| Task to carry out |
With the images left out, print all of the records below exactly.

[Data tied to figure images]
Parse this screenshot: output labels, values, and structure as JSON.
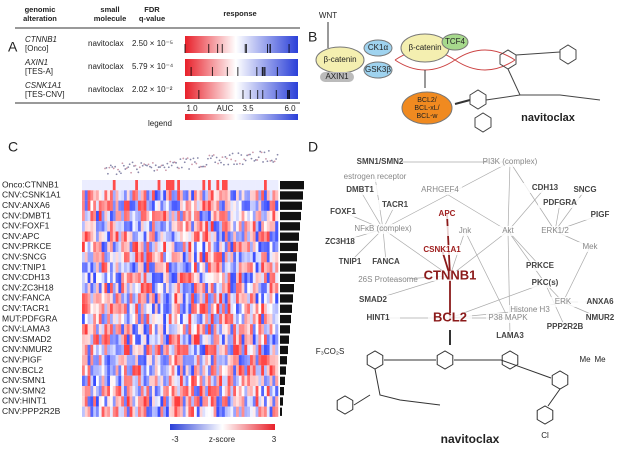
{
  "panels": {
    "a": "A",
    "b": "B",
    "c": "C",
    "d": "D"
  },
  "panel_a": {
    "headers": [
      [
        "genomic",
        "alteration"
      ],
      [
        "small",
        "molecule"
      ],
      [
        "FDR",
        "q-value"
      ],
      [
        "response"
      ]
    ],
    "rows": [
      {
        "gene": "CTNNB1",
        "tag": "[Onco]",
        "molecule": "navitoclax",
        "q": "2.50 × 10⁻⁵"
      },
      {
        "gene": "AXIN1",
        "tag": "[TES-A]",
        "molecule": "navitoclax",
        "q": "5.79 × 10⁻⁴"
      },
      {
        "gene": "CSNK1A1",
        "tag": "[TES-CNV]",
        "molecule": "navitoclax",
        "q": "2.02 × 10⁻²"
      }
    ],
    "legend": {
      "title": "legend",
      "low": "1.0",
      "axis": "AUC",
      "mid": "3.5",
      "high": "6.0"
    }
  },
  "panel_b": {
    "wnt": "WNT",
    "bcat1": "β-catenin",
    "axin": "AXIN1",
    "ck1": "CK1α",
    "gsk": "GSK3β",
    "bcat2": "β-catenin",
    "tcf": "TCF4",
    "bcl": [
      "BCL2/",
      "BCL-xL/",
      "BCL-w"
    ],
    "drug": "navitoclax"
  },
  "panel_c": {
    "rows": [
      "Onco:CTNNB1",
      "CNV:CSNK1A1",
      "CNV:ANXA6",
      "CNV:DMBT1",
      "CNV:FOXF1",
      "CNV:APC",
      "CNV:PRKCE",
      "CNV:SNCG",
      "CNV:TNIP1",
      "CNV:CDH13",
      "CNV:ZC3H18",
      "CNV:FANCA",
      "CNV:TACR1",
      "MUT:PDFGRA",
      "CNV:LAMA3",
      "CNV:SMAD2",
      "CNV:NMUR2",
      "CNV:PIGF",
      "CNV:BCL2",
      "CNV:SMN1",
      "CNV:SMN2",
      "CNV:HINT1",
      "CNV:PPP2R2B"
    ],
    "highlight": [
      0,
      1,
      5,
      18
    ],
    "colorbar": {
      "low": "-3",
      "label": "z-score",
      "high": "3"
    }
  },
  "panel_d": {
    "nodes": [
      "SMN1/SMN2",
      "PI3K (complex)",
      "estrogen receptor",
      "DMBT1",
      "ARHGEF4",
      "CDH13",
      "SNCG",
      "TACR1",
      "PDFGRA",
      "FOXF1",
      "APC",
      "PIGF",
      "NFκB (complex)",
      "Jnk",
      "Akt",
      "ERK1/2",
      "ZC3H18",
      "CSNK1A1",
      "Mek",
      "TNIP1",
      "FANCA",
      "PRKCE",
      "CTNNB1",
      "26S Proteasome",
      "PKC(s)",
      "ERK",
      "ANXA6",
      "SMAD2",
      "Histone H3",
      "NMUR2",
      "HINT1",
      "BCL2",
      "P38 MAPK",
      "PPP2R2B",
      "LAMA3"
    ],
    "drug": "navitoclax",
    "structure": [
      "F₃CO₂S",
      "Me",
      "Me",
      "Cl"
    ]
  }
}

| Solution to the exercise |
Parse this screenshot: output labels, values, and structure as JSON.
{
  "panels": {
    "a": "A",
    "b": "B",
    "c": "C",
    "d": "D"
  },
  "panel_a": {
    "headers": [
      [
        "genomic",
        "alteration"
      ],
      [
        "small",
        "molecule"
      ],
      [
        "FDR",
        "q-value"
      ],
      [
        "response"
      ]
    ],
    "rows": [
      {
        "gene": "CTNNB1",
        "tag": "[Onco]",
        "molecule": "navitoclax",
        "q": "2.50 × 10⁻⁵"
      },
      {
        "gene": "AXIN1",
        "tag": "[TES-A]",
        "molecule": "navitoclax",
        "q": "5.79 × 10⁻⁴"
      },
      {
        "gene": "CSNK1A1",
        "tag": "[TES-CNV]",
        "molecule": "navitoclax",
        "q": "2.02 × 10⁻²"
      }
    ],
    "legend": {
      "title": "legend",
      "low": "1.0",
      "axis": "AUC",
      "mid": "3.5",
      "high": "6.0"
    }
  },
  "panel_b": {
    "wnt": "WNT",
    "bcat1": "β-catenin",
    "axin": "AXIN1",
    "ck1": "CK1α",
    "gsk": "GSK3β",
    "bcat2": "β-catenin",
    "tcf": "TCF4",
    "bcl": [
      "BCL2/",
      "BCL-xL/",
      "BCL-w"
    ],
    "drug": "navitoclax"
  },
  "panel_c": {
    "rows": [
      "Onco:CTNNB1",
      "CNV:CSNK1A1",
      "CNV:ANXA6",
      "CNV:DMBT1",
      "CNV:FOXF1",
      "CNV:APC",
      "CNV:PRKCE",
      "CNV:SNCG",
      "CNV:TNIP1",
      "CNV:CDH13",
      "CNV:ZC3H18",
      "CNV:FANCA",
      "CNV:TACR1",
      "MUT:PDFGRA",
      "CNV:LAMA3",
      "CNV:SMAD2",
      "CNV:NMUR2",
      "CNV:PIGF",
      "CNV:BCL2",
      "CNV:SMN1",
      "CNV:SMN2",
      "CNV:HINT1",
      "CNV:PPP2R2B"
    ],
    "highlight": [
      0,
      1,
      5,
      18
    ],
    "colorbar": {
      "low": "-3",
      "label": "z-score",
      "high": "3"
    }
  },
  "panel_d": {
    "nodes": [
      "SMN1/SMN2",
      "PI3K (complex)",
      "estrogen receptor",
      "DMBT1",
      "ARHGEF4",
      "CDH13",
      "SNCG",
      "TACR1",
      "PDFGRA",
      "FOXF1",
      "APC",
      "PIGF",
      "NFκB (complex)",
      "Jnk",
      "Akt",
      "ERK1/2",
      "ZC3H18",
      "CSNK1A1",
      "Mek",
      "TNIP1",
      "FANCA",
      "PRKCE",
      "CTNNB1",
      "26S Proteasome",
      "PKC(s)",
      "ERK",
      "ANXA6",
      "SMAD2",
      "Histone H3",
      "NMUR2",
      "HINT1",
      "BCL2",
      "P38 MAPK",
      "PPP2R2B",
      "LAMA3"
    ],
    "drug": "navitoclax",
    "structure": [
      "F₃CO₂S",
      "Me",
      "Me",
      "Cl"
    ]
  }
}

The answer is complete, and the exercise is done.